>>>

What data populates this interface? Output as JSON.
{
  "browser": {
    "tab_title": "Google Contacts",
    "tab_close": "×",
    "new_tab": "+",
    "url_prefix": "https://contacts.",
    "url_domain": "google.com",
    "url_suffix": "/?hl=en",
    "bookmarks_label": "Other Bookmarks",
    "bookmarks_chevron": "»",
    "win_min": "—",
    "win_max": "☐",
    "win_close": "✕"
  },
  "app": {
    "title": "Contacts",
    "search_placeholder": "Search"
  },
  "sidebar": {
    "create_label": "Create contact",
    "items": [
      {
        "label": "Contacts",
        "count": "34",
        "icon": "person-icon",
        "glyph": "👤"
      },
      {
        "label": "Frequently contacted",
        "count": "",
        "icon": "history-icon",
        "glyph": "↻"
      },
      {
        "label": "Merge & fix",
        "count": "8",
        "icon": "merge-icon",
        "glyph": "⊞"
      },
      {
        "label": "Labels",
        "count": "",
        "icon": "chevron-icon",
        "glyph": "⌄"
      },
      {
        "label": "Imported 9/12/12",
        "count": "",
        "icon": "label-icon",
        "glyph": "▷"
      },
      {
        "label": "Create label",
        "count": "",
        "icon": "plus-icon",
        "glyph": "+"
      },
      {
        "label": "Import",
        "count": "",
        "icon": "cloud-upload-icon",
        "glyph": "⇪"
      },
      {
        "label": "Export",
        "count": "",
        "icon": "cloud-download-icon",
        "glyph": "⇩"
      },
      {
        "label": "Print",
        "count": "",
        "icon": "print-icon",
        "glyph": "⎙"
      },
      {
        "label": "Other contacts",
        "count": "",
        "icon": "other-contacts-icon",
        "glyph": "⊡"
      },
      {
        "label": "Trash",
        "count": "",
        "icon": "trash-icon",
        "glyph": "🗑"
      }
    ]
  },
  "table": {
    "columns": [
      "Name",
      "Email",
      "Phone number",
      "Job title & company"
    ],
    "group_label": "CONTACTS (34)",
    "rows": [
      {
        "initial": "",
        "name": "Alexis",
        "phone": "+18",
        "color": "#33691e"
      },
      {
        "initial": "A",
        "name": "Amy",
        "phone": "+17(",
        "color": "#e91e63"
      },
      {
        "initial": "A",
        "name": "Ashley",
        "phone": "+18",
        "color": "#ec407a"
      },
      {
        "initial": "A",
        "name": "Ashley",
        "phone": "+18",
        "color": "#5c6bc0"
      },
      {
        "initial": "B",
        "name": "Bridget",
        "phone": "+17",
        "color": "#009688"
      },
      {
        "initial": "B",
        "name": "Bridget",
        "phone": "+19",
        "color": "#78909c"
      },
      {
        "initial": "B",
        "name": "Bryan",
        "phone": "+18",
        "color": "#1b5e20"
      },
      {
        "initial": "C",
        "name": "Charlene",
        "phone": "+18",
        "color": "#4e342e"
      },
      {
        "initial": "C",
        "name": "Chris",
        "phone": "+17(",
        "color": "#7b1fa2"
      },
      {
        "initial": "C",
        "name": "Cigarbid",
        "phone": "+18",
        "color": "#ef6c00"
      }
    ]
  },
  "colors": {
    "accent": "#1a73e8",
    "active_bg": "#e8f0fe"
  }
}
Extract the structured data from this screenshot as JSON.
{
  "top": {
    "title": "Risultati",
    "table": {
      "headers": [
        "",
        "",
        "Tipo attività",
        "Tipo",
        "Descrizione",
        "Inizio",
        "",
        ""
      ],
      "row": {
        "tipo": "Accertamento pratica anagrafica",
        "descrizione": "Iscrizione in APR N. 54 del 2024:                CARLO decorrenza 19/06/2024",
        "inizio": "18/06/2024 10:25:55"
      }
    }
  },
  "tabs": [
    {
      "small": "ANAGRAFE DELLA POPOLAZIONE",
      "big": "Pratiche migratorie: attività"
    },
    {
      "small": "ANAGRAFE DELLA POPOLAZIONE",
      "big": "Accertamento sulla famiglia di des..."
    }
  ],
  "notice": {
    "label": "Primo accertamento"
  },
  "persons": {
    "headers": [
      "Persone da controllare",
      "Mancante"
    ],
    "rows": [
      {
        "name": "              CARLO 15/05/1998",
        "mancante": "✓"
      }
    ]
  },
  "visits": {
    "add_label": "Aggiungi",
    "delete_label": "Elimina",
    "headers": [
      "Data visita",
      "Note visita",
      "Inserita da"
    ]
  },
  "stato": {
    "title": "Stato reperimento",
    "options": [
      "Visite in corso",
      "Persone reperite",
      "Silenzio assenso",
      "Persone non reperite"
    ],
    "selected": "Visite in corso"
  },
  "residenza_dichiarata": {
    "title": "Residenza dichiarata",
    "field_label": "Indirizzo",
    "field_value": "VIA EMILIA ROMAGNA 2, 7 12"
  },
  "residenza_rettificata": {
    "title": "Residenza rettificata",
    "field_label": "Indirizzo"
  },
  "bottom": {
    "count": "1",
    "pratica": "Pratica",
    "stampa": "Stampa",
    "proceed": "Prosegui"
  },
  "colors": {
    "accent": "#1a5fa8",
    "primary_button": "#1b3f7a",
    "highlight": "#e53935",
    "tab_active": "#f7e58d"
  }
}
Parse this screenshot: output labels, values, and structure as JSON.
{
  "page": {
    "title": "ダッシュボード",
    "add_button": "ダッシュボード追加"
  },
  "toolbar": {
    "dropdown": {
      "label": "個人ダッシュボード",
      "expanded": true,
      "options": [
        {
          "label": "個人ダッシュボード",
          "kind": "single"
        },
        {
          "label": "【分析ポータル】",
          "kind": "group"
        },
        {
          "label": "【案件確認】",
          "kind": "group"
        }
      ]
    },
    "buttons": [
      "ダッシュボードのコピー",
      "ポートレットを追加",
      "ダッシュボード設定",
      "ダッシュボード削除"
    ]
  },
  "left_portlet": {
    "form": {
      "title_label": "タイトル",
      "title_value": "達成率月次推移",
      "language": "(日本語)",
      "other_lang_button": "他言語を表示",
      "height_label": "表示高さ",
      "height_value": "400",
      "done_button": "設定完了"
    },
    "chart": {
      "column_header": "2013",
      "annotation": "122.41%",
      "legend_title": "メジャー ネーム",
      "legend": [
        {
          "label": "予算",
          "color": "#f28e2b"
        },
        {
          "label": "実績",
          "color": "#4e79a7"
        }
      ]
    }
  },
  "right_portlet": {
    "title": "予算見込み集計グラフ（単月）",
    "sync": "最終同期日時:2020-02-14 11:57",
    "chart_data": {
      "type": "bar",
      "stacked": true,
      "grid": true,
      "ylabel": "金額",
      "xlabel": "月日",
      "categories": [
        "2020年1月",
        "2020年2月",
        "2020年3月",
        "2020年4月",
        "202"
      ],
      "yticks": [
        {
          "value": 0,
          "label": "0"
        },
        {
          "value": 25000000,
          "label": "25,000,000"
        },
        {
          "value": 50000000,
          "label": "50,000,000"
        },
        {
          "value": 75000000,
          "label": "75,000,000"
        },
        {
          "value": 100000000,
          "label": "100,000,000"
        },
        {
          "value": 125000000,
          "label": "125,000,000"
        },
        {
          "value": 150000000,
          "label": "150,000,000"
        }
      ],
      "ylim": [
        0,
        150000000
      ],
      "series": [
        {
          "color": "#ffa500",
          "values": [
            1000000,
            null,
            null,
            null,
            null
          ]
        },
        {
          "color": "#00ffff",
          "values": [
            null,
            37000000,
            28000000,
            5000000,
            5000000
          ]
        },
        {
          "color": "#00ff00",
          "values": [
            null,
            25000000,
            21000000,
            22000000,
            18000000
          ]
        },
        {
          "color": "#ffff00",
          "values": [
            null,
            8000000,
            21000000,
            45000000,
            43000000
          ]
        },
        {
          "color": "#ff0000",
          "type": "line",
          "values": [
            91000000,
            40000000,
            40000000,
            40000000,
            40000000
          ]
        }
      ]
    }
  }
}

<<<

Required work | Using the material above, report each line where "corso" occurs.

Exercise answer |
      "Visite in corso",
    "selected": "Visite in corso"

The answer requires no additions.